*Task details*.
Retype all of the data. Every line must match exactly.

Collection entries
** BEGIN **
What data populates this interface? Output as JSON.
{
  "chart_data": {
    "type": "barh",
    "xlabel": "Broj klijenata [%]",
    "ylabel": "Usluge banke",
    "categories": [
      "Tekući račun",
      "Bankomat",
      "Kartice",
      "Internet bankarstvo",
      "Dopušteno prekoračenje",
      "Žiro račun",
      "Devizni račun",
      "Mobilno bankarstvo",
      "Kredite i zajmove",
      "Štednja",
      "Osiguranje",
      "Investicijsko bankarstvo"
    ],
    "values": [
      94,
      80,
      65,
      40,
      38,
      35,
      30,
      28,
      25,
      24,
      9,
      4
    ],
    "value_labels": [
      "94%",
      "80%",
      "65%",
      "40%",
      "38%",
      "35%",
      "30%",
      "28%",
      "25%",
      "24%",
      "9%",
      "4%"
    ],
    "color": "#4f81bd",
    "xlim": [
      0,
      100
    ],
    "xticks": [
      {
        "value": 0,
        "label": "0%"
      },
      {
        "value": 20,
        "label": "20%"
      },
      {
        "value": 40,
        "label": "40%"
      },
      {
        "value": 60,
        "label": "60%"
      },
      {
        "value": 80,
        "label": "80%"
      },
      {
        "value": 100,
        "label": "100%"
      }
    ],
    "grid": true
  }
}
** END **
*Correct output*.
What data populates this interface? Output as JSON.
{
  "chart_data": {
    "type": "barh",
    "xlabel": "Broj klijenata [%]",
    "ylabel": "Usluge banke",
    "categories": [
      "Tekući račun",
      "Bankomat",
      "Kartice",
      "Internet bankarstvo",
      "Dopušteno prekoračenje",
      "Žiro račun",
      "Devizni račun",
      "Mobilno bankarstvo",
      "Kredite i zajmove",
      "Štednja",
      "Osiguranje",
      "Investicijsko bankarstvo"
    ],
    "values": [
      94,
      80,
      65,
      40,
      38,
      35,
      30,
      28,
      25,
      24,
      9,
      4
    ],
    "value_labels": [
      "94%",
      "80%",
      "65%",
      "40%",
      "38%",
      "35%",
      "30%",
      "28%",
      "25%",
      "24%",
      "9%",
      "4%"
    ],
    "color": "#4f81bd",
    "xlim": [
      0,
      100
    ],
    "xticks": [
      {
        "value": 0,
        "label": "0%"
      },
      {
        "value": 20,
        "label": "20%"
      },
      {
        "value": 40,
        "label": "40%"
      },
      {
        "value": 60,
        "label": "60%"
      },
      {
        "value": 80,
        "label": "80%"
      },
      {
        "value": 100,
        "label": "100%"
      }
    ],
    "grid": true
  }
}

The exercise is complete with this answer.